- [Dataset excerpts]:

# # # #

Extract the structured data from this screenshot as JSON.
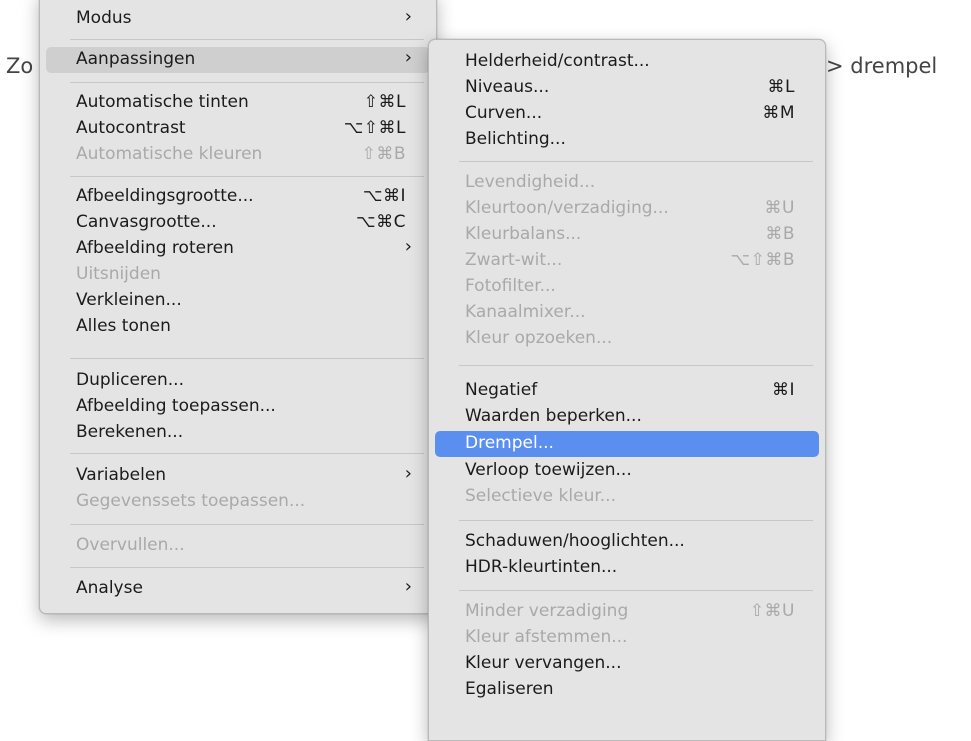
{
  "background": {
    "left_text": "Zo",
    "right_text": "> drempel"
  },
  "colors": {
    "menu_bg": "#e4e4e4",
    "highlight_blue": "#5a8ff0",
    "highlight_gray": "#cfcfcf",
    "disabled": "#a9a9a9"
  },
  "main_menu": {
    "items": [
      {
        "label": "Modus",
        "shortcut": "",
        "submenu": true,
        "disabled": false
      },
      {
        "label": "Aanpassingen",
        "shortcut": "",
        "submenu": true,
        "disabled": false,
        "highlighted": true
      },
      {
        "label": "Automatische tinten",
        "shortcut": "⇧⌘L",
        "submenu": false,
        "disabled": false
      },
      {
        "label": "Autocontrast",
        "shortcut": "⌥⇧⌘L",
        "submenu": false,
        "disabled": false
      },
      {
        "label": "Automatische kleuren",
        "shortcut": "⇧⌘B",
        "submenu": false,
        "disabled": true
      },
      {
        "label": "Afbeeldingsgrootte...",
        "shortcut": "⌥⌘I",
        "submenu": false,
        "disabled": false
      },
      {
        "label": "Canvasgrootte...",
        "shortcut": "⌥⌘C",
        "submenu": false,
        "disabled": false
      },
      {
        "label": "Afbeelding roteren",
        "shortcut": "",
        "submenu": true,
        "disabled": false
      },
      {
        "label": "Uitsnijden",
        "shortcut": "",
        "submenu": false,
        "disabled": true
      },
      {
        "label": "Verkleinen...",
        "shortcut": "",
        "submenu": false,
        "disabled": false
      },
      {
        "label": "Alles tonen",
        "shortcut": "",
        "submenu": false,
        "disabled": false
      },
      {
        "label": "Dupliceren...",
        "shortcut": "",
        "submenu": false,
        "disabled": false
      },
      {
        "label": "Afbeelding toepassen...",
        "shortcut": "",
        "submenu": false,
        "disabled": false
      },
      {
        "label": "Berekenen...",
        "shortcut": "",
        "submenu": false,
        "disabled": false
      },
      {
        "label": "Variabelen",
        "shortcut": "",
        "submenu": true,
        "disabled": false
      },
      {
        "label": "Gegevenssets toepassen...",
        "shortcut": "",
        "submenu": false,
        "disabled": true
      },
      {
        "label": "Overvullen...",
        "shortcut": "",
        "submenu": false,
        "disabled": true
      },
      {
        "label": "Analyse",
        "shortcut": "",
        "submenu": true,
        "disabled": false
      }
    ]
  },
  "sub_menu": {
    "items": [
      {
        "label": "Helderheid/contrast...",
        "shortcut": "",
        "disabled": false
      },
      {
        "label": "Niveaus...",
        "shortcut": "⌘L",
        "disabled": false
      },
      {
        "label": "Curven...",
        "shortcut": "⌘M",
        "disabled": false
      },
      {
        "label": "Belichting...",
        "shortcut": "",
        "disabled": false
      },
      {
        "label": "Levendigheid...",
        "shortcut": "",
        "disabled": true
      },
      {
        "label": "Kleurtoon/verzadiging...",
        "shortcut": "⌘U",
        "disabled": true
      },
      {
        "label": "Kleurbalans...",
        "shortcut": "⌘B",
        "disabled": true
      },
      {
        "label": "Zwart-wit...",
        "shortcut": "⌥⇧⌘B",
        "disabled": true
      },
      {
        "label": "Fotofilter...",
        "shortcut": "",
        "disabled": true
      },
      {
        "label": "Kanaalmixer...",
        "shortcut": "",
        "disabled": true
      },
      {
        "label": "Kleur opzoeken...",
        "shortcut": "",
        "disabled": true
      },
      {
        "label": "Negatief",
        "shortcut": "⌘I",
        "disabled": false
      },
      {
        "label": "Waarden beperken...",
        "shortcut": "",
        "disabled": false
      },
      {
        "label": "Drempel...",
        "shortcut": "",
        "disabled": false,
        "selected": true
      },
      {
        "label": "Verloop toewijzen...",
        "shortcut": "",
        "disabled": false
      },
      {
        "label": "Selectieve kleur...",
        "shortcut": "",
        "disabled": true
      },
      {
        "label": "Schaduwen/hooglichten...",
        "shortcut": "",
        "disabled": false
      },
      {
        "label": "HDR-kleurtinten...",
        "shortcut": "",
        "disabled": false
      },
      {
        "label": "Minder verzadiging",
        "shortcut": "⇧⌘U",
        "disabled": true
      },
      {
        "label": "Kleur afstemmen...",
        "shortcut": "",
        "disabled": true
      },
      {
        "label": "Kleur vervangen...",
        "shortcut": "",
        "disabled": false
      },
      {
        "label": "Egaliseren",
        "shortcut": "",
        "disabled": false
      }
    ]
  }
}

# # # #

- [TASK STATEMENT]:
Looking at the data above, show all lines where the word "toepassen" occurs.

- [RESPONSE FOR THIS EXERCISE]:
        "label": "Afbeelding toepassen...",
        "label": "Gegevenssets toepassen...",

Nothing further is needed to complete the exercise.